- **Task statement**
Read through the entries below and return each line with the word "basic".

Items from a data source

^^^^^^^^^^^^^^^^

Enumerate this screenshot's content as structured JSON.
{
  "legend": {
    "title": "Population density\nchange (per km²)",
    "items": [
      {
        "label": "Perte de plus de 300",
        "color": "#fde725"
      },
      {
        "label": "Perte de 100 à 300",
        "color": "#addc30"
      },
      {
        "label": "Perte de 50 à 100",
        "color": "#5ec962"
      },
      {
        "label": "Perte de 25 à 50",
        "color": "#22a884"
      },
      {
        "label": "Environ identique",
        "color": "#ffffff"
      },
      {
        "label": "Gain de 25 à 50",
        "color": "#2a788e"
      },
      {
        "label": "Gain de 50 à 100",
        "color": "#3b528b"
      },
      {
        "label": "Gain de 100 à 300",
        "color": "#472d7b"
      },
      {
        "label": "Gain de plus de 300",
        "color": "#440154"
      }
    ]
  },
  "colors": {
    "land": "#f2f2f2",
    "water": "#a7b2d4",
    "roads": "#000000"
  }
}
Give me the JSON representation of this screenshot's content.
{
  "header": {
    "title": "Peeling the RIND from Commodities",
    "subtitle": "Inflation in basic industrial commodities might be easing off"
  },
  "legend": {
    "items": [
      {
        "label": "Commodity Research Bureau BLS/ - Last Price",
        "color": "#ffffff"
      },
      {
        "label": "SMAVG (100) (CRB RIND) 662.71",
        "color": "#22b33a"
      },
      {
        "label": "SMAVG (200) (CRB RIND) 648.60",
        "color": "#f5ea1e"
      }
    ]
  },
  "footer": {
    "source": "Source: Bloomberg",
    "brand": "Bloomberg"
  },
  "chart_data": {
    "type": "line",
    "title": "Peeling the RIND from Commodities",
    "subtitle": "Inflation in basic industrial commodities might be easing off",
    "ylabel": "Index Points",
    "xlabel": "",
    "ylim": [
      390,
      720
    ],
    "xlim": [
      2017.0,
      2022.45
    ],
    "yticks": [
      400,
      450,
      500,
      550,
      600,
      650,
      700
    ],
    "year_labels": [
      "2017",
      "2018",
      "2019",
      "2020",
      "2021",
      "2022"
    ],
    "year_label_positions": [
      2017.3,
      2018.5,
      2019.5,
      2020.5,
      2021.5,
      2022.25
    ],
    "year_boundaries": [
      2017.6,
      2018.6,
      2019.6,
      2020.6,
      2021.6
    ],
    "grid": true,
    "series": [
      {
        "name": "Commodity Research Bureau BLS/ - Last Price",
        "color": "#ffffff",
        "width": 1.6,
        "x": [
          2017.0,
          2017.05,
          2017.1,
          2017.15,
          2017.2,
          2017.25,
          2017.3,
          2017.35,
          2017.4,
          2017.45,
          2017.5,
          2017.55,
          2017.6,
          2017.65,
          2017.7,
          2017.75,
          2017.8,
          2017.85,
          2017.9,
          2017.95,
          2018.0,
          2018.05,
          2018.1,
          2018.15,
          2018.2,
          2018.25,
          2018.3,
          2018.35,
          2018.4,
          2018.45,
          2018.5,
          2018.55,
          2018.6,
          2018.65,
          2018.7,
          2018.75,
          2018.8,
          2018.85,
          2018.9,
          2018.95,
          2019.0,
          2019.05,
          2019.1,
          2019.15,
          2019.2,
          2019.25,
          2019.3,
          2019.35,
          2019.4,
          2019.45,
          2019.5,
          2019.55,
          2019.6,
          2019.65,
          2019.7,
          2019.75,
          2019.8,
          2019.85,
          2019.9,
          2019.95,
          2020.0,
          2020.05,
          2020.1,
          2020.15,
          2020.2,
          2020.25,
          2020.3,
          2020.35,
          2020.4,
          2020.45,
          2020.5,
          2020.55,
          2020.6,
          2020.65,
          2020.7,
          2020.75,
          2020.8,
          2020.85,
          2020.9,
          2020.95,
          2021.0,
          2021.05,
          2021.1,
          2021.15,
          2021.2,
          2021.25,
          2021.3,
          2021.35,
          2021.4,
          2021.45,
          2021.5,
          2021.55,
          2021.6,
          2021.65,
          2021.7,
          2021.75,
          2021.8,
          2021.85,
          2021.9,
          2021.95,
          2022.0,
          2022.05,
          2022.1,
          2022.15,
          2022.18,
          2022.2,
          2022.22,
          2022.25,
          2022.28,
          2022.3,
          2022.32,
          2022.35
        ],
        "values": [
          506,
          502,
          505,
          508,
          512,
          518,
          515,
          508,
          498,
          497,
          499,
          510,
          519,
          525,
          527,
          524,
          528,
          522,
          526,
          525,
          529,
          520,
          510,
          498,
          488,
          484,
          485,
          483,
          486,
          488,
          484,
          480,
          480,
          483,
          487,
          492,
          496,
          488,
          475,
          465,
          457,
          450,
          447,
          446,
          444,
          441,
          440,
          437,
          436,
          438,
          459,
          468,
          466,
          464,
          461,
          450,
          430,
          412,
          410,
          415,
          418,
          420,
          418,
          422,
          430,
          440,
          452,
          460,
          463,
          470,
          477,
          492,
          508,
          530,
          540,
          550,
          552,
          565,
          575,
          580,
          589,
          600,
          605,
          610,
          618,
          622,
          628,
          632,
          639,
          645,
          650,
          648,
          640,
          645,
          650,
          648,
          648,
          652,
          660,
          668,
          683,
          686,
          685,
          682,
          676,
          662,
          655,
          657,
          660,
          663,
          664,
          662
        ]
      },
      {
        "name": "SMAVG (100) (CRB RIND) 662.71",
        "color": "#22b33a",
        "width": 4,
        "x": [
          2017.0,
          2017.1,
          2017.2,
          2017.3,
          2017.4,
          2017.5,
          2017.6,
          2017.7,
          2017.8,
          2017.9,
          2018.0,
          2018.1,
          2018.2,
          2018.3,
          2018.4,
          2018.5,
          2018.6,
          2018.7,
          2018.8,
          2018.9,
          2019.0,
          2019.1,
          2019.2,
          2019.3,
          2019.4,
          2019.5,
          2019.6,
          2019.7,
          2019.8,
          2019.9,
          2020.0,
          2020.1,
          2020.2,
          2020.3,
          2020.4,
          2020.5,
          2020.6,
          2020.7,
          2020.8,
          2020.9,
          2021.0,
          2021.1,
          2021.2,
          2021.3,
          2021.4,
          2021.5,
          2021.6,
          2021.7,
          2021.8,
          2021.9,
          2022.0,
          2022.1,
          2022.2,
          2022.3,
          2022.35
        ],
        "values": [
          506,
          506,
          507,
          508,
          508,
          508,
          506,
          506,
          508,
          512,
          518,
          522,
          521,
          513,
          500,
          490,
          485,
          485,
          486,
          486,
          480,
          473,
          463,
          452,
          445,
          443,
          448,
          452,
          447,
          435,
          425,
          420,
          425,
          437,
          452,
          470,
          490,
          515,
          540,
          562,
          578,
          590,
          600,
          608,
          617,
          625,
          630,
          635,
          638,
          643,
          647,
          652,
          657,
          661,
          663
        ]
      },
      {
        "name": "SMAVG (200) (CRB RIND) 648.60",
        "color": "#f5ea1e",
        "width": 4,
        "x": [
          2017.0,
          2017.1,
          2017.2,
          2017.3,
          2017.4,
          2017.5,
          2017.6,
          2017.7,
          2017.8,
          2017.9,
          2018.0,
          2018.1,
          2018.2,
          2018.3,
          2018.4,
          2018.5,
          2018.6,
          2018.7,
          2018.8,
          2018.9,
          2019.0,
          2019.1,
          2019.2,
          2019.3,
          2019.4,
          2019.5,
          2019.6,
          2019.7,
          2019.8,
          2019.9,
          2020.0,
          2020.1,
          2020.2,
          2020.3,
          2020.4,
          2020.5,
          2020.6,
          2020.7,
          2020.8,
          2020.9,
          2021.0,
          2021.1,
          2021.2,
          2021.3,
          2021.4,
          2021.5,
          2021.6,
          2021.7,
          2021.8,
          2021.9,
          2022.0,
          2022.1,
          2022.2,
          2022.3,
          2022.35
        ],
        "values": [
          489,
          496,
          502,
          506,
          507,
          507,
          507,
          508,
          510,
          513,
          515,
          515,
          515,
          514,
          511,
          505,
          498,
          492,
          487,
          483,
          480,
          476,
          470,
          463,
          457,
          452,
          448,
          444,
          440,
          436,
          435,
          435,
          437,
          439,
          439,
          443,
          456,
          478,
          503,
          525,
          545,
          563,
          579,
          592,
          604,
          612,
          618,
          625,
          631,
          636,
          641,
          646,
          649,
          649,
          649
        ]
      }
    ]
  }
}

^^^^^^^^^^^^^^^^

- **Full output**
    "subtitle": "Inflation in basic industrial commodities might be easing off"
    "subtitle": "Inflation in basic industrial commodities might be easing off",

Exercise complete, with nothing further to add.